Stored entries

☆ ☆ ☆ ☆

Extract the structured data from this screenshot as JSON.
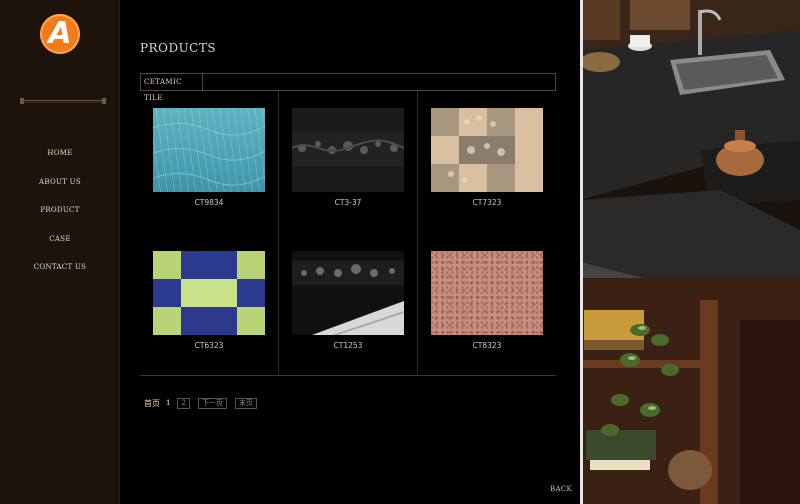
{
  "brand": {
    "logo_letter": "A",
    "accent": "#f27a1a"
  },
  "nav": {
    "items": [
      {
        "label": "HOME"
      },
      {
        "label": "ABOUT US"
      },
      {
        "label": "PRODUCT"
      },
      {
        "label": "CASE"
      },
      {
        "label": "CONTACT US"
      }
    ]
  },
  "main": {
    "title": "PRODUCTS",
    "category_tab": "CETAMIC TILE",
    "products": [
      {
        "code": "CT9834",
        "pattern": "teal-wave-tile"
      },
      {
        "code": "CT3-37",
        "pattern": "black-floral-border-tile"
      },
      {
        "code": "CT7323",
        "pattern": "beige-checker-floral-tile"
      },
      {
        "code": "CT6323",
        "pattern": "green-blue-checker-tile"
      },
      {
        "code": "CT1253",
        "pattern": "black-floral-border-with-white-floor"
      },
      {
        "code": "CT8323",
        "pattern": "pink-granite-tile"
      }
    ],
    "pagination": {
      "first": "首页",
      "current": "1",
      "page2": "2",
      "next": "下一页",
      "last": "末页"
    },
    "back": "BACK"
  },
  "photo": {
    "subject": "kitchen-counter-photo"
  }
}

☆ ☆ ☆ ☆

- _TASK DIRECTIONS_
Repeat all of the entries word for word, but omit the pictures.

- _FINAL ANSWER_
Extract the structured data from this screenshot as JSON.
{
  "brand": {
    "logo_letter": "A",
    "accent": "#f27a1a"
  },
  "nav": {
    "items": [
      {
        "label": "HOME"
      },
      {
        "label": "ABOUT US"
      },
      {
        "label": "PRODUCT"
      },
      {
        "label": "CASE"
      },
      {
        "label": "CONTACT US"
      }
    ]
  },
  "main": {
    "title": "PRODUCTS",
    "category_tab": "CETAMIC TILE",
    "products": [
      {
        "code": "CT9834",
        "pattern": "teal-wave-tile"
      },
      {
        "code": "CT3-37",
        "pattern": "black-floral-border-tile"
      },
      {
        "code": "CT7323",
        "pattern": "beige-checker-floral-tile"
      },
      {
        "code": "CT6323",
        "pattern": "green-blue-checker-tile"
      },
      {
        "code": "CT1253",
        "pattern": "black-floral-border-with-white-floor"
      },
      {
        "code": "CT8323",
        "pattern": "pink-granite-tile"
      }
    ],
    "pagination": {
      "first": "首页",
      "current": "1",
      "page2": "2",
      "next": "下一页",
      "last": "末页"
    },
    "back": "BACK"
  },
  "photo": {
    "subject": "kitchen-counter-photo"
  }
}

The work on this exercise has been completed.